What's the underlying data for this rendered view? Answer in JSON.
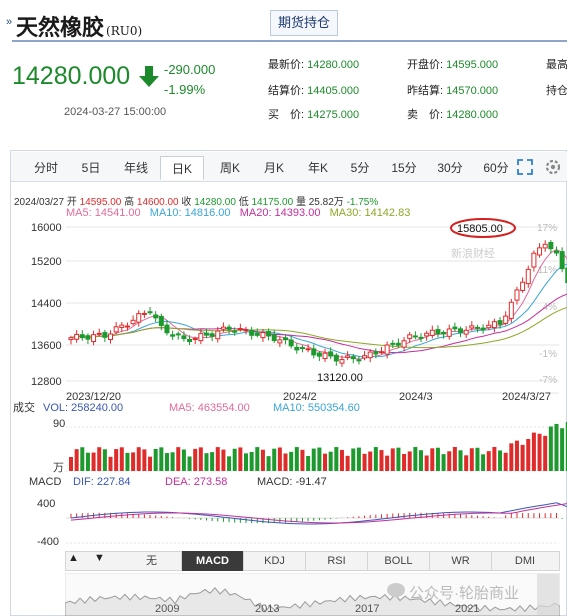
{
  "header": {
    "title": "天然橡胶",
    "code": "(RU0)",
    "tab_label": "期货持仓"
  },
  "quote": {
    "price": "14280.000",
    "change": "-290.000",
    "change_pct": "-1.99%",
    "timestamp": "2024-03-27 15:00:00",
    "fields": [
      {
        "label": "最新价:",
        "value": "14280.000"
      },
      {
        "label": "开盘价:",
        "value": "14595.000"
      },
      {
        "label": "最高",
        "value": ""
      },
      {
        "label": "结算价:",
        "value": "14405.000"
      },
      {
        "label": "昨结算:",
        "value": "14570.000"
      },
      {
        "label": "持仓",
        "value": ""
      },
      {
        "label": "买　价:",
        "value": "14275.000"
      },
      {
        "label": "卖　价:",
        "value": "14280.000"
      }
    ]
  },
  "tabs": [
    "分时",
    "5日",
    "年线",
    "日K",
    "周K",
    "月K",
    "年K",
    "5分",
    "15分",
    "30分",
    "60分"
  ],
  "active_tab": "日K",
  "info_bar": {
    "date": "2024/03/27",
    "open_label": "开",
    "open": "14595.00",
    "high_label": "高",
    "high": "14600.00",
    "close_label": "收",
    "close": "14280.00",
    "low_label": "低",
    "low": "14175.00",
    "vol_label": "量",
    "vol": "25.82万",
    "pct": "-1.75%"
  },
  "ma": {
    "ma5": "MA5: 14541.00",
    "ma10": "MA10: 14816.00",
    "ma20": "MA20: 14393.00",
    "ma30": "MA30: 14142.83"
  },
  "price_axis": [
    "16000",
    "15200",
    "14400",
    "13600",
    "12800"
  ],
  "pct_axis": [
    "17%",
    "11%",
    "4%",
    "-1%",
    "-7%"
  ],
  "annotations": {
    "high": "15805.00",
    "low": "13120.00"
  },
  "date_axis": [
    "2023/12/20",
    "2024/2",
    "2024/3",
    "2024/3/27"
  ],
  "watermark": "新浪财经",
  "volume_panel": {
    "label": "成交",
    "vol": "VOL: 258240.00",
    "ma5": "MA5: 463554.00",
    "ma10": "MA10: 550354.60",
    "axis_top": "90",
    "unit": "万"
  },
  "macd_panel": {
    "label": "MACD",
    "dif": "DIF: 227.84",
    "dea": "DEA: 273.58",
    "macd": "MACD: -91.47",
    "axis_top": "400",
    "axis_bottom": "-400"
  },
  "indicators": [
    "无",
    "MACD",
    "KDJ",
    "RSI",
    "BOLL",
    "WR",
    "DMI"
  ],
  "active_indicator": "MACD",
  "overview_years": [
    "2009",
    "2013",
    "2017",
    "2021"
  ],
  "overview_caption": "公众号·轮胎商业",
  "colors": {
    "up": "#e02b2b",
    "down": "#1c9a2e",
    "ma5": "#e36a9a",
    "ma10": "#3aa6d6",
    "ma20": "#c42f9c",
    "ma30": "#8ca826"
  }
}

• The task:
Extract all the entries word for word; omit any pictures.

• Result below:
What's the underlying data for this rendered view? Answer in JSON.
{
  "header": {
    "title": "天然橡胶",
    "code": "(RU0)",
    "tab_label": "期货持仓"
  },
  "quote": {
    "price": "14280.000",
    "change": "-290.000",
    "change_pct": "-1.99%",
    "timestamp": "2024-03-27 15:00:00",
    "fields": [
      {
        "label": "最新价:",
        "value": "14280.000"
      },
      {
        "label": "开盘价:",
        "value": "14595.000"
      },
      {
        "label": "最高",
        "value": ""
      },
      {
        "label": "结算价:",
        "value": "14405.000"
      },
      {
        "label": "昨结算:",
        "value": "14570.000"
      },
      {
        "label": "持仓",
        "value": ""
      },
      {
        "label": "买　价:",
        "value": "14275.000"
      },
      {
        "label": "卖　价:",
        "value": "14280.000"
      }
    ]
  },
  "tabs": [
    "分时",
    "5日",
    "年线",
    "日K",
    "周K",
    "月K",
    "年K",
    "5分",
    "15分",
    "30分",
    "60分"
  ],
  "active_tab": "日K",
  "info_bar": {
    "date": "2024/03/27",
    "open_label": "开",
    "open": "14595.00",
    "high_label": "高",
    "high": "14600.00",
    "close_label": "收",
    "close": "14280.00",
    "low_label": "低",
    "low": "14175.00",
    "vol_label": "量",
    "vol": "25.82万",
    "pct": "-1.75%"
  },
  "ma": {
    "ma5": "MA5: 14541.00",
    "ma10": "MA10: 14816.00",
    "ma20": "MA20: 14393.00",
    "ma30": "MA30: 14142.83"
  },
  "price_axis": [
    "16000",
    "15200",
    "14400",
    "13600",
    "12800"
  ],
  "pct_axis": [
    "17%",
    "11%",
    "4%",
    "-1%",
    "-7%"
  ],
  "annotations": {
    "high": "15805.00",
    "low": "13120.00"
  },
  "date_axis": [
    "2023/12/20",
    "2024/2",
    "2024/3",
    "2024/3/27"
  ],
  "watermark": "新浪财经",
  "volume_panel": {
    "label": "成交",
    "vol": "VOL: 258240.00",
    "ma5": "MA5: 463554.00",
    "ma10": "MA10: 550354.60",
    "axis_top": "90",
    "unit": "万"
  },
  "macd_panel": {
    "label": "MACD",
    "dif": "DIF: 227.84",
    "dea": "DEA: 273.58",
    "macd": "MACD: -91.47",
    "axis_top": "400",
    "axis_bottom": "-400"
  },
  "indicators": [
    "无",
    "MACD",
    "KDJ",
    "RSI",
    "BOLL",
    "WR",
    "DMI"
  ],
  "active_indicator": "MACD",
  "overview_years": [
    "2009",
    "2013",
    "2017",
    "2021"
  ],
  "overview_caption": "公众号·轮胎商业",
  "colors": {
    "up": "#e02b2b",
    "down": "#1c9a2e",
    "ma5": "#e36a9a",
    "ma10": "#3aa6d6",
    "ma20": "#c42f9c",
    "ma30": "#8ca826"
  }
}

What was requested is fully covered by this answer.